**DIRECTIONS FOR THIS TASK**:
Output the entries verbatim, including every line.

(Lines of data)
• • •

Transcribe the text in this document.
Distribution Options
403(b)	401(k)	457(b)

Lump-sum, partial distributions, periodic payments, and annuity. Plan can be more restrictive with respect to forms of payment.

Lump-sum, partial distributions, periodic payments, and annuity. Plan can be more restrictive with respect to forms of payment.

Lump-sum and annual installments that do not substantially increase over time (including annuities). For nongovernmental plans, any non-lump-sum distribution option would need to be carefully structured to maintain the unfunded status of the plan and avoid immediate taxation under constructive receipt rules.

• • •

**COMPLETE ANSWER**:
Transcribe the text in this document.
Distribution Options
403(b)	401(k)	457(b)

Lump-sum, partial distributions, periodic payments, and annuity. Plan can be more restrictive with respect to forms of payment.

Lump-sum, partial distributions, periodic payments, and annuity. Plan can be more restrictive with respect to forms of payment.

Lump-sum and annual installments that do not substantially increase over time (including annuities). For nongovernmental plans, any non-lump-sum distribution option would need to be carefully structured to maintain the unfunded status of the plan and avoid immediate taxation under constructive receipt rules.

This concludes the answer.